-- Records start --

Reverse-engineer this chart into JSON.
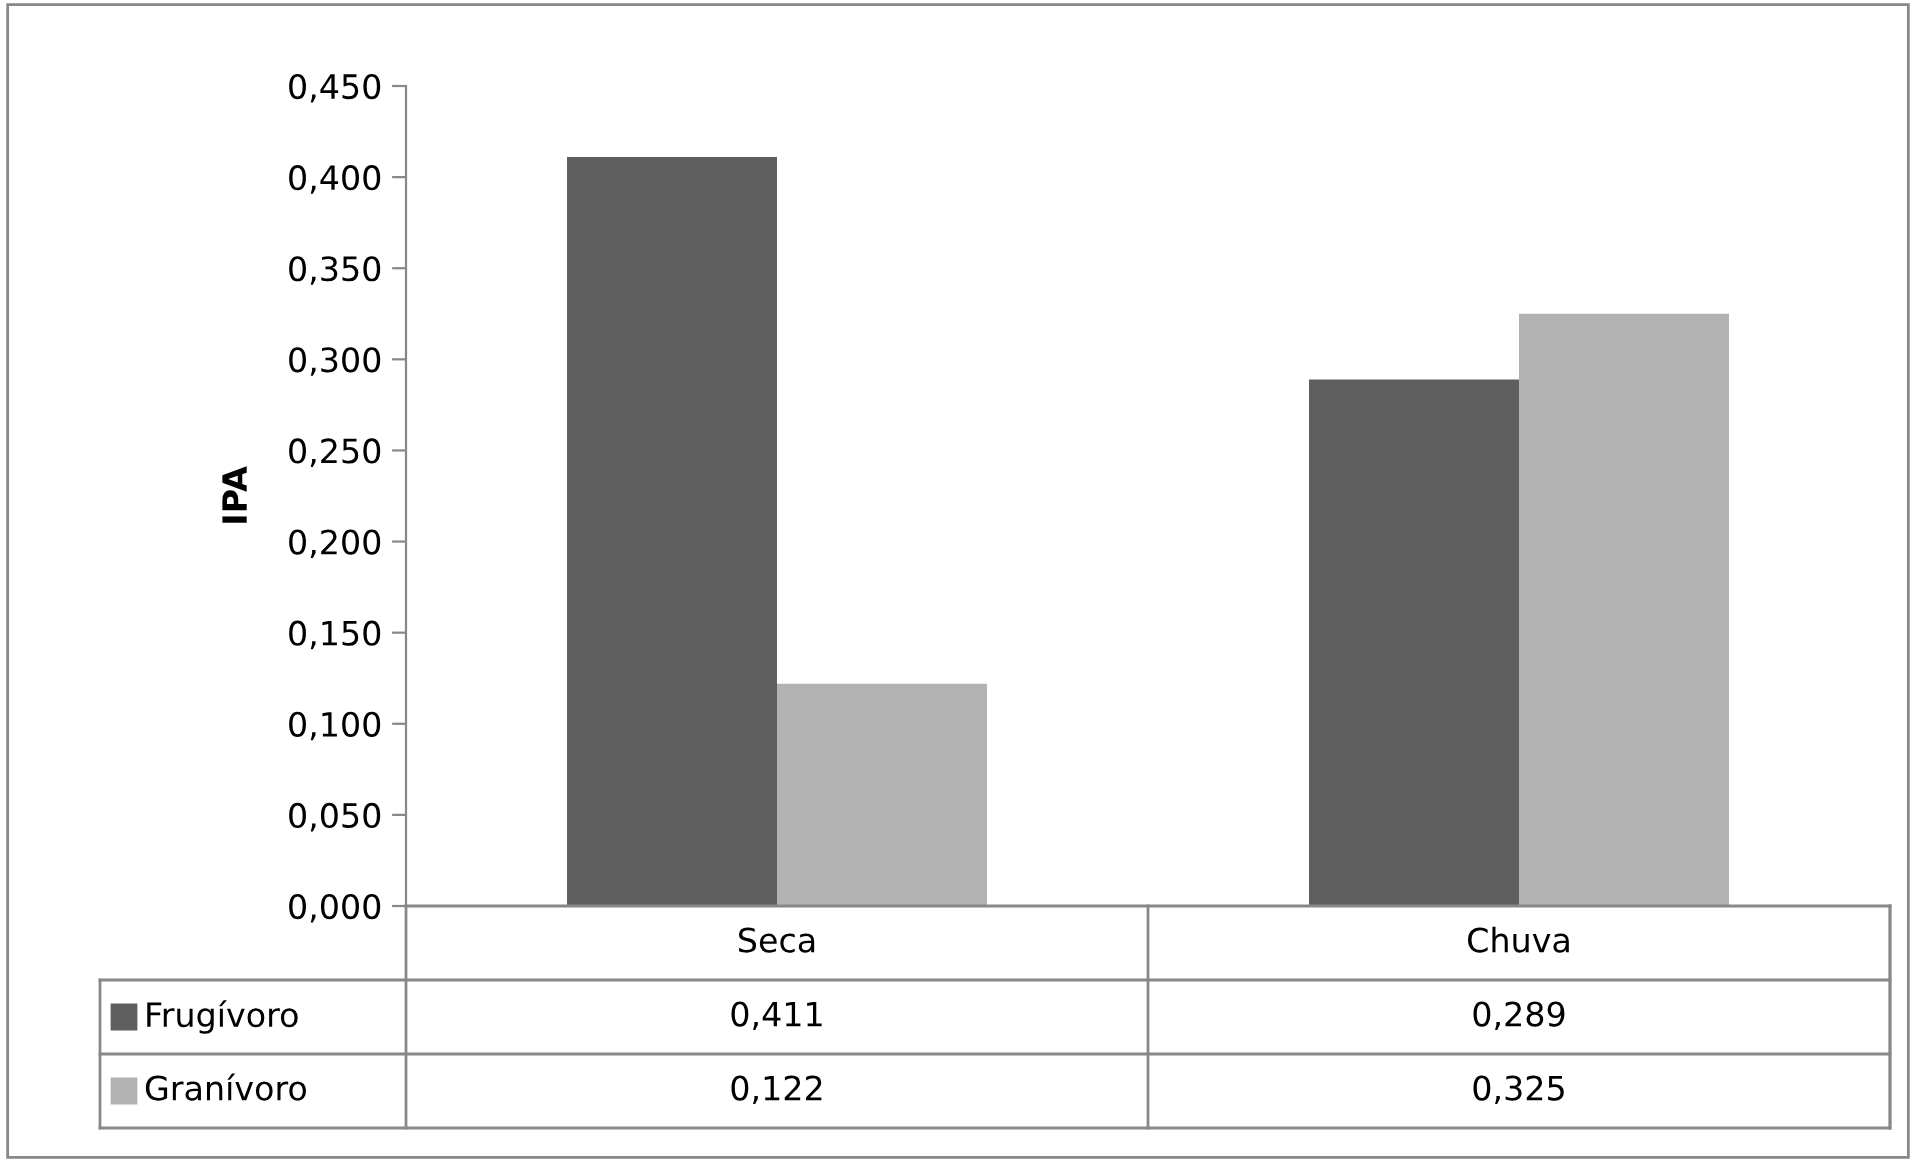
{
  "chart_data": {
    "type": "bar",
    "ylabel": "IPA",
    "categories": [
      "Seca",
      "Chuva"
    ],
    "series": [
      {
        "name": "Frugívoro",
        "color": "#5f5f5f",
        "values": [
          0.411,
          0.289
        ],
        "value_labels": [
          "0,411",
          "0,289"
        ]
      },
      {
        "name": "Granívoro",
        "color": "#b2b2b2",
        "values": [
          0.122,
          0.325
        ],
        "value_labels": [
          "0,122",
          "0,325"
        ]
      }
    ],
    "ylim": [
      0,
      0.45
    ],
    "yticks": [
      {
        "value": 0,
        "label": "0,000"
      },
      {
        "value": 0.05,
        "label": "0,050"
      },
      {
        "value": 0.1,
        "label": "0,100"
      },
      {
        "value": 0.15,
        "label": "0,150"
      },
      {
        "value": 0.2,
        "label": "0,200"
      },
      {
        "value": 0.25,
        "label": "0,250"
      },
      {
        "value": 0.3,
        "label": "0,300"
      },
      {
        "value": 0.35,
        "label": "0,350"
      },
      {
        "value": 0.4,
        "label": "0,400"
      },
      {
        "value": 0.45,
        "label": "0,450"
      }
    ],
    "grid": false,
    "legend": "bottom"
  }
}
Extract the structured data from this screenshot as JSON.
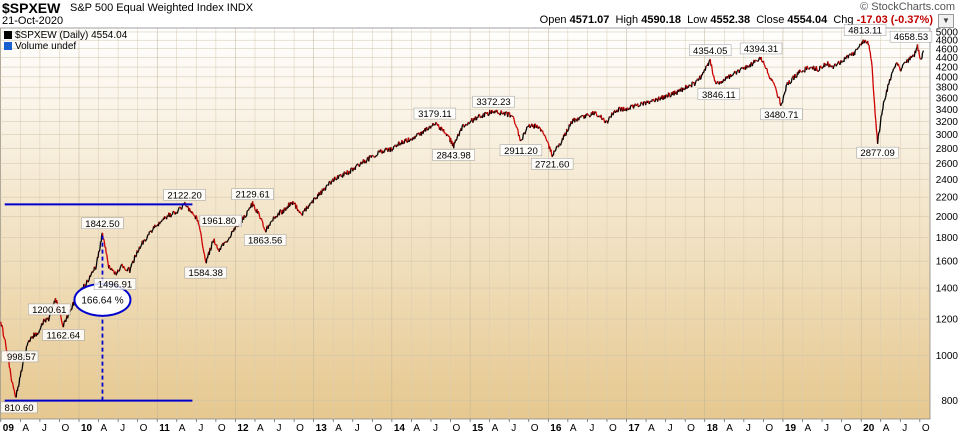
{
  "header": {
    "symbol": "$SPXEW",
    "name": "S&P 500 Equal Weighted Index",
    "exchange": "INDX",
    "date": "21-Oct-2020",
    "brand": "© StockCharts.com",
    "ohlc": {
      "open_label": "Open",
      "open": "4571.07",
      "high_label": "High",
      "high": "4590.18",
      "low_label": "Low",
      "low": "4552.38",
      "close_label": "Close",
      "close": "4554.04",
      "chg_label": "Chg",
      "chg": "-17.03 (-0.37%)"
    },
    "menu_icon": "triangle-down-icon"
  },
  "legend": {
    "price": "$SPXEW (Daily) 4554.04",
    "volume": "Volume undef"
  },
  "colors": {
    "background_top": "#ffffff",
    "background_bottom": "#e6c88f",
    "bar_up": "#000000",
    "bar_down": "#cc0000",
    "annotation": "#0000cc"
  },
  "chart_data": {
    "type": "line",
    "title": "$SPXEW S&P 500 Equal Weighted Index",
    "scale": "log",
    "ylim": [
      730,
      5100
    ],
    "y_ticks": [
      800,
      1000,
      1200,
      1400,
      1600,
      1800,
      2000,
      2200,
      2400,
      2600,
      2800,
      3000,
      3200,
      3400,
      3600,
      3800,
      4000,
      4200,
      4400,
      4600,
      4800,
      5000
    ],
    "x_tick_labels": [
      "09",
      "A",
      "J",
      "O",
      "10",
      "A",
      "J",
      "O",
      "11",
      "A",
      "J",
      "O",
      "12",
      "A",
      "J",
      "O",
      "13",
      "A",
      "J",
      "O",
      "14",
      "A",
      "J",
      "O",
      "15",
      "A",
      "J",
      "O",
      "16",
      "A",
      "J",
      "O",
      "17",
      "A",
      "J",
      "O",
      "18",
      "A",
      "J",
      "O",
      "19",
      "A",
      "J",
      "O",
      "20",
      "A",
      "J",
      "O"
    ],
    "x_tick_years": [
      2009.0,
      2009.25,
      2009.5,
      2009.75,
      2010.0,
      2010.25,
      2010.5,
      2010.75,
      2011.0,
      2011.25,
      2011.5,
      2011.75,
      2012.0,
      2012.25,
      2012.5,
      2012.75,
      2013.0,
      2013.25,
      2013.5,
      2013.75,
      2014.0,
      2014.25,
      2014.5,
      2014.75,
      2015.0,
      2015.25,
      2015.5,
      2015.75,
      2016.0,
      2016.25,
      2016.5,
      2016.75,
      2017.0,
      2017.25,
      2017.5,
      2017.75,
      2018.0,
      2018.25,
      2018.5,
      2018.75,
      2019.0,
      2019.25,
      2019.5,
      2019.75,
      2020.0,
      2020.25,
      2020.5,
      2020.75
    ],
    "series": [
      {
        "values": [
          [
            2009.0,
            1190
          ],
          [
            2009.08,
            1020
          ],
          [
            2009.14,
            880
          ],
          [
            2009.19,
            810.6
          ],
          [
            2009.25,
            905
          ],
          [
            2009.33,
            1040
          ],
          [
            2009.4,
            1100
          ],
          [
            2009.47,
            1120
          ],
          [
            2009.55,
            1190
          ],
          [
            2009.62,
            1200.61
          ],
          [
            2009.7,
            1330
          ],
          [
            2009.8,
            1162.64
          ],
          [
            2009.9,
            1270
          ],
          [
            2010.0,
            1360
          ],
          [
            2010.1,
            1440
          ],
          [
            2010.22,
            1560
          ],
          [
            2010.3,
            1842.5
          ],
          [
            2010.38,
            1560
          ],
          [
            2010.46,
            1496.91
          ],
          [
            2010.55,
            1560
          ],
          [
            2010.65,
            1530
          ],
          [
            2010.75,
            1690
          ],
          [
            2010.9,
            1840
          ],
          [
            2011.0,
            1920
          ],
          [
            2011.15,
            2010
          ],
          [
            2011.25,
            2040
          ],
          [
            2011.35,
            2122.2
          ],
          [
            2011.45,
            2040
          ],
          [
            2011.52,
            1961.8
          ],
          [
            2011.58,
            1740
          ],
          [
            2011.62,
            1584.38
          ],
          [
            2011.72,
            1780
          ],
          [
            2011.8,
            1690
          ],
          [
            2011.9,
            1790
          ],
          [
            2012.0,
            1880
          ],
          [
            2012.12,
            2000
          ],
          [
            2012.22,
            2129.61
          ],
          [
            2012.3,
            2020
          ],
          [
            2012.38,
            1863.56
          ],
          [
            2012.5,
            2000
          ],
          [
            2012.62,
            2060
          ],
          [
            2012.72,
            2150
          ],
          [
            2012.85,
            2030
          ],
          [
            2013.0,
            2160
          ],
          [
            2013.15,
            2310
          ],
          [
            2013.3,
            2430
          ],
          [
            2013.4,
            2470
          ],
          [
            2013.5,
            2520
          ],
          [
            2013.6,
            2600
          ],
          [
            2013.75,
            2690
          ],
          [
            2013.9,
            2780
          ],
          [
            2014.0,
            2790
          ],
          [
            2014.1,
            2880
          ],
          [
            2014.25,
            2940
          ],
          [
            2014.4,
            3040
          ],
          [
            2014.55,
            3179.11
          ],
          [
            2014.7,
            3010
          ],
          [
            2014.79,
            2843.98
          ],
          [
            2014.9,
            3110
          ],
          [
            2015.0,
            3200
          ],
          [
            2015.15,
            3300
          ],
          [
            2015.3,
            3372.23
          ],
          [
            2015.45,
            3330
          ],
          [
            2015.55,
            3300
          ],
          [
            2015.62,
            3010
          ],
          [
            2015.65,
            2911.2
          ],
          [
            2015.75,
            3150
          ],
          [
            2015.85,
            3120
          ],
          [
            2015.95,
            3020
          ],
          [
            2016.05,
            2721.6
          ],
          [
            2016.15,
            2860
          ],
          [
            2016.3,
            3200
          ],
          [
            2016.45,
            3290
          ],
          [
            2016.6,
            3340
          ],
          [
            2016.75,
            3200
          ],
          [
            2016.85,
            3380
          ],
          [
            2017.0,
            3420
          ],
          [
            2017.15,
            3480
          ],
          [
            2017.3,
            3530
          ],
          [
            2017.45,
            3600
          ],
          [
            2017.6,
            3680
          ],
          [
            2017.75,
            3790
          ],
          [
            2017.9,
            3900
          ],
          [
            2018.0,
            4120
          ],
          [
            2018.07,
            4354.05
          ],
          [
            2018.12,
            3950
          ],
          [
            2018.18,
            3846.11
          ],
          [
            2018.3,
            4000
          ],
          [
            2018.45,
            4120
          ],
          [
            2018.6,
            4260
          ],
          [
            2018.72,
            4394.31
          ],
          [
            2018.82,
            4050
          ],
          [
            2018.9,
            3800
          ],
          [
            2018.98,
            3480.71
          ],
          [
            2019.05,
            3850
          ],
          [
            2019.2,
            4080
          ],
          [
            2019.35,
            4200
          ],
          [
            2019.45,
            4150
          ],
          [
            2019.55,
            4280
          ],
          [
            2019.65,
            4200
          ],
          [
            2019.75,
            4320
          ],
          [
            2019.9,
            4480
          ],
          [
            2020.05,
            4813.11
          ],
          [
            2020.1,
            4700
          ],
          [
            2020.14,
            4200
          ],
          [
            2020.18,
            3300
          ],
          [
            2020.21,
            2877.09
          ],
          [
            2020.27,
            3400
          ],
          [
            2020.35,
            3850
          ],
          [
            2020.45,
            4300
          ],
          [
            2020.5,
            4150
          ],
          [
            2020.6,
            4350
          ],
          [
            2020.68,
            4450
          ],
          [
            2020.72,
            4658.53
          ],
          [
            2020.76,
            4330
          ],
          [
            2020.8,
            4554.04
          ]
        ]
      }
    ],
    "price_labels": [
      {
        "t": 2009.19,
        "v": 810.6,
        "text": "810.60",
        "pos": "below"
      },
      {
        "t": 2009.62,
        "v": 1200.61,
        "text": "1200.61",
        "pos": "above"
      },
      {
        "t": 2009.8,
        "v": 1162.64,
        "text": "1162.64",
        "pos": "below"
      },
      {
        "t": 2009.19,
        "v": 998.57,
        "text": "998.57",
        "pos": "left"
      },
      {
        "t": 2010.3,
        "v": 1842.5,
        "text": "1842.50",
        "pos": "above"
      },
      {
        "t": 2010.46,
        "v": 1496.91,
        "text": "1496.91",
        "pos": "below"
      },
      {
        "t": 2011.35,
        "v": 2122.2,
        "text": "2122.20",
        "pos": "above"
      },
      {
        "t": 2011.52,
        "v": 1961.8,
        "text": "1961.80",
        "pos": "right"
      },
      {
        "t": 2011.62,
        "v": 1584.38,
        "text": "1584.38",
        "pos": "below"
      },
      {
        "t": 2012.22,
        "v": 2129.61,
        "text": "2129.61",
        "pos": "above"
      },
      {
        "t": 2012.38,
        "v": 1863.56,
        "text": "1863.56",
        "pos": "below"
      },
      {
        "t": 2014.55,
        "v": 3179.11,
        "text": "3179.11",
        "pos": "above"
      },
      {
        "t": 2014.79,
        "v": 2843.98,
        "text": "2843.98",
        "pos": "below"
      },
      {
        "t": 2015.3,
        "v": 3372.23,
        "text": "3372.23",
        "pos": "above"
      },
      {
        "t": 2015.65,
        "v": 2911.2,
        "text": "2911.20",
        "pos": "below"
      },
      {
        "t": 2016.05,
        "v": 2721.6,
        "text": "2721.60",
        "pos": "below"
      },
      {
        "t": 2018.07,
        "v": 4354.05,
        "text": "4354.05",
        "pos": "above"
      },
      {
        "t": 2018.18,
        "v": 3846.11,
        "text": "3846.11",
        "pos": "below"
      },
      {
        "t": 2018.72,
        "v": 4394.31,
        "text": "4394.31",
        "pos": "above"
      },
      {
        "t": 2018.98,
        "v": 3480.71,
        "text": "3480.71",
        "pos": "below"
      },
      {
        "t": 2020.05,
        "v": 4813.11,
        "text": "4813.11",
        "pos": "above"
      },
      {
        "t": 2020.21,
        "v": 2877.09,
        "text": "2877.09",
        "pos": "below"
      },
      {
        "t": 2020.72,
        "v": 4658.53,
        "text": "4658.53",
        "pos": "above"
      }
    ],
    "annotations": {
      "top_line": {
        "t0": 2009.05,
        "t1": 2011.45,
        "v": 2122.2
      },
      "bottom_line": {
        "t0": 2009.05,
        "t1": 2011.45,
        "v": 800
      },
      "vertical_dashed": {
        "t": 2010.3,
        "v0": 800,
        "v1": 1842.5
      },
      "gain_label": "166.64 %",
      "gain_label_at": {
        "t": 2010.3,
        "v": 1320
      }
    }
  }
}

-- Records end --

Written problem → Search the entries for "Index" and copy out each line that has it.

Result →
    "name": "S&P 500 Equal Weighted Index",
    "title": "$SPXEW S&P 500 Equal Weighted Index",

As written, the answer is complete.